### EXERCISE:
Search the material for "quote" and show all lines that contain it.

### MATERIALS PROVIDED:

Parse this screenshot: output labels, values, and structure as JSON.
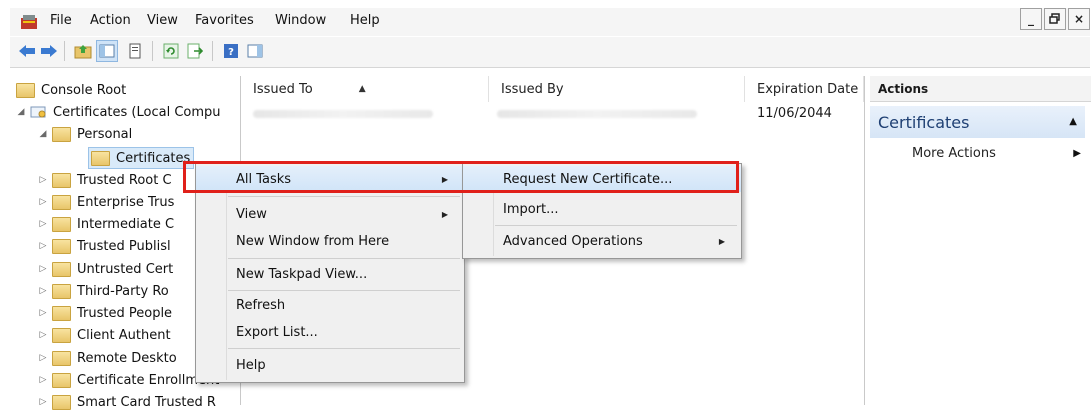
{
  "menubar": {
    "items": [
      "File",
      "Action",
      "View",
      "Favorites",
      "Window",
      "Help"
    ]
  },
  "window_controls": [
    "_",
    "Б",
    "×"
  ],
  "tree": {
    "items": [
      {
        "label": "Console Root"
      },
      {
        "label": "Certificates (Local Compu"
      },
      {
        "label": "Personal"
      },
      {
        "label": "Certificates"
      },
      {
        "label": "Trusted Root C"
      },
      {
        "label": "Enterprise Trus"
      },
      {
        "label": "Intermediate C"
      },
      {
        "label": "Trusted Publisl"
      },
      {
        "label": "Untrusted Cert"
      },
      {
        "label": "Third-Party Ro"
      },
      {
        "label": "Trusted People"
      },
      {
        "label": "Client Authent"
      },
      {
        "label": "Remote Deskto"
      },
      {
        "label": "Certificate Enrollment"
      },
      {
        "label": "Smart Card Trusted R"
      }
    ]
  },
  "list": {
    "columns": [
      "Issued To",
      "Issued By",
      "Expiration Date"
    ],
    "rows": [
      {
        "expiration": "11/06/2044"
      }
    ]
  },
  "actions": {
    "header": "Actions",
    "section": "Certificates",
    "more": "More Actions"
  },
  "context_menu": {
    "items": [
      "All Tasks",
      "View",
      "New Window from Here",
      "New Taskpad View...",
      "Refresh",
      "Export List...",
      "Help"
    ]
  },
  "submenu": {
    "items": [
      "Request New Certificate...",
      "Import...",
      "Advanced Operations"
    ]
  },
  "colors": {
    "highlight_border": "#e0201a",
    "selection": "#d0e4f8",
    "actions_title": "#1e3f73"
  }
}
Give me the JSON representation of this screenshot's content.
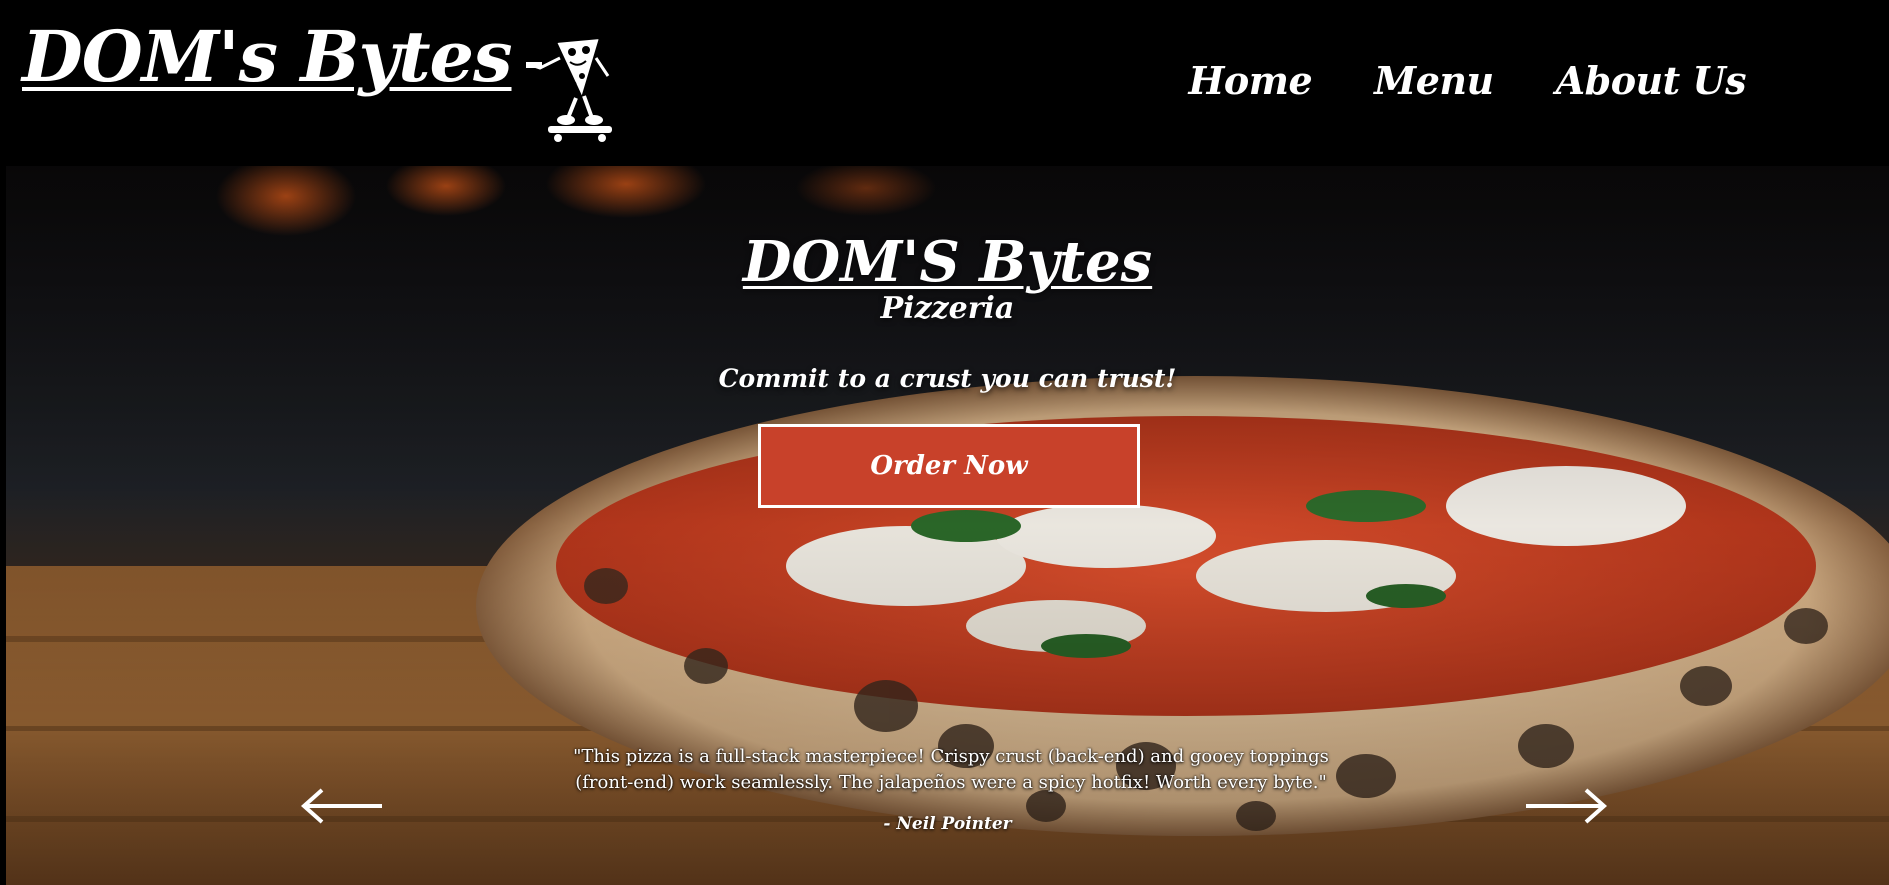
{
  "header": {
    "brand": "DOM's Bytes",
    "logo_icon": "pizza-slice-skateboard-mascot-icon",
    "nav": [
      {
        "label": "Home"
      },
      {
        "label": "Menu"
      },
      {
        "label": "About Us"
      }
    ]
  },
  "hero": {
    "title": "DOM'S Bytes",
    "subtitle": "Pizzeria",
    "tagline": "Commit to a crust you can trust!",
    "cta_label": "Order Now",
    "background_image": "wood-fired-margherita-pizza-photo"
  },
  "testimonial": {
    "quote": "\"This pizza is a full-stack masterpiece! Crispy crust (back-end) and gooey toppings (front-end) work seamlessly. The jalapeños were a spicy hotfix! Worth every byte.\"",
    "author": "- Neil Pointer",
    "prev_icon": "arrow-left-icon",
    "next_icon": "arrow-right-icon"
  },
  "colors": {
    "background": "#000000",
    "accent": "#c8412a",
    "text": "#ffffff"
  }
}
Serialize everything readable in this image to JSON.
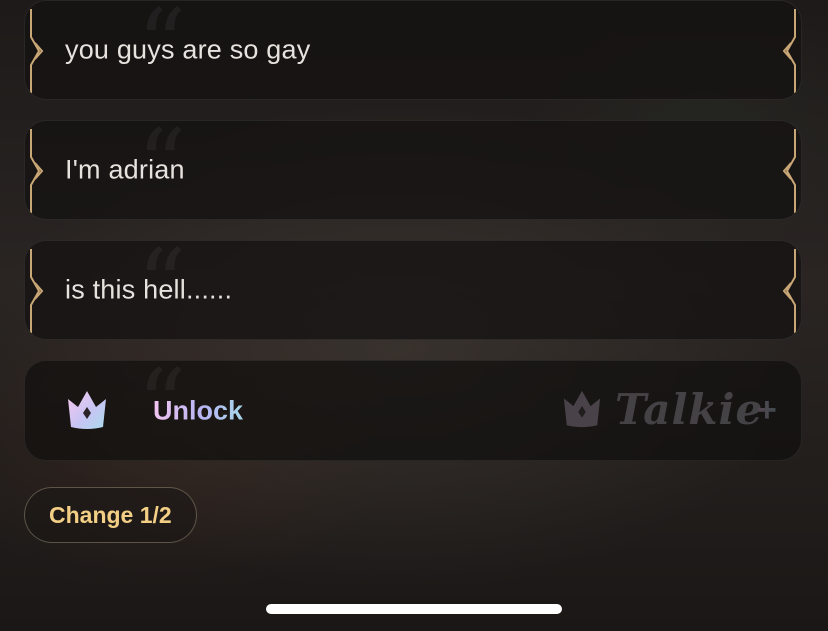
{
  "options": [
    {
      "text": "you guys are so gay"
    },
    {
      "text": "I'm adrian"
    },
    {
      "text": "is this hell......"
    }
  ],
  "unlock": {
    "label": "Unlock",
    "brand_text": "Talkie",
    "brand_plus": "+"
  },
  "change": {
    "label": "Change 1/2"
  },
  "icons": {
    "quote": "quote-icon",
    "frame": "ornate-frame-icon",
    "crown": "crown-icon"
  },
  "colors": {
    "frame_gold": "#c9a675",
    "change_text": "#f2cf85",
    "unlock_gradient_start": "#f3c4ef",
    "unlock_gradient_end": "#a6d7ea"
  }
}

### CORRECT OUTPUT:
    "quote": "\"This pizza is a full-stack masterpiece! Crispy crust (back-end) and gooey toppings (front-end) work seamlessly. The jalapeños were a spicy hotfix! Worth every byte.\"",
    "quote": "quote-icon",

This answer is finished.